# SET OF TASKS
1. Answer these questions from the article on fire and moose:
(a) Which three hardwoods does it name as ones moose love to browse?
(b) How many acres did the 1969 Swanson River burn cover?
(c) Which two agencies keep the fire records it mentions?
2. Please quote the article on fire and moose from "by Andy Devolder" up to and including "their population declines.".

# SELECTED PASSAGE
USFWS
Kenai National Wildlife Refuge
Alaska Region

Refuge Notebook

Peninsula Clarion Article
Dated 10 September 1999

Fire Helps Control Moose?

by Andy Devolder

If you have ever tried to keep moose away from your shrubs and young trees, you know what an appetite moose have for woody vegetation, especially in the winter. They don't like spruce, but love to browse the hardwoods, such as willow, birch, and aspen. These sun loving species grow quickly after a forest fire, but after several decades the slow growing spruce will over top them and shade them out. Without periodic fires to clear out the spruce, the moose simply can not find enough to eat in the winter and their population declines.

The 300,000-acre 1947 burn in the central peninsula created record high moose numbers in the late 60s. The 80,000-acre 1969 Swanson River burn north of Kenai and Soldotna is still one of our best moose hunting areas. We know the story of these two large burns quite well, but what about earlier burns? Has the Kenai had large fires in the past? And if so, how frequently?

Early accounts from hunters, trappers and homesteaders often mentioned fires, but were usually vague as to locations and fire sizes. Fire records from the Alaska Fire Service and the Bureau of Land Management contain valuable data, but only for the past 50 or 60 years. However, a reliable source of older fire history information can be found in the trees themselves.

Extracted data entries
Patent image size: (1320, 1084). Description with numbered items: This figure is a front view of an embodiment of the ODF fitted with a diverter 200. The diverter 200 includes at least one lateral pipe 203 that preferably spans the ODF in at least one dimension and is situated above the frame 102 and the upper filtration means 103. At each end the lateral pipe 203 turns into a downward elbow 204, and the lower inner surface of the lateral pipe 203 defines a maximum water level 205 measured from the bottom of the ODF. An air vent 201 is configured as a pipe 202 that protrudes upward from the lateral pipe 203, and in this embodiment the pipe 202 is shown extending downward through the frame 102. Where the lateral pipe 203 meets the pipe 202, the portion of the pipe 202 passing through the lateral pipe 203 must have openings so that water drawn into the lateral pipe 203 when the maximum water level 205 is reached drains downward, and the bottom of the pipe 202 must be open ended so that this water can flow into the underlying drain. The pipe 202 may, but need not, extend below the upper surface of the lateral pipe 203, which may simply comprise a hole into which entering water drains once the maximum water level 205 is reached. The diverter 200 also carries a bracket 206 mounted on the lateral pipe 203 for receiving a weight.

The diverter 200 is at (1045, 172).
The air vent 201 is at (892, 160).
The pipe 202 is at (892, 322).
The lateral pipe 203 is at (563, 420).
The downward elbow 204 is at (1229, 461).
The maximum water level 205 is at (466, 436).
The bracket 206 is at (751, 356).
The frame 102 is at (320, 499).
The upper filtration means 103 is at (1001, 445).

# TASK RESPONSES
1.
(a) Willow, birch, and aspen.
(b) 80,000 acres.
(c) The Alaska Fire Service and the Bureau of Land Management.

2.
by Andy Devolder

If you have ever tried to keep moose away from your shrubs and young trees, you know what an appetite moose have for woody vegetation, especially in the winter. They don't like spruce, but love to browse the hardwoods, such as willow, birch, and aspen. These sun loving species grow quickly after a forest fire, but after several decades the slow growing spruce will over top them and shade them out. Without periodic fires to clear out the spruce, the moose simply can not find enough to eat in the winter and their population declines.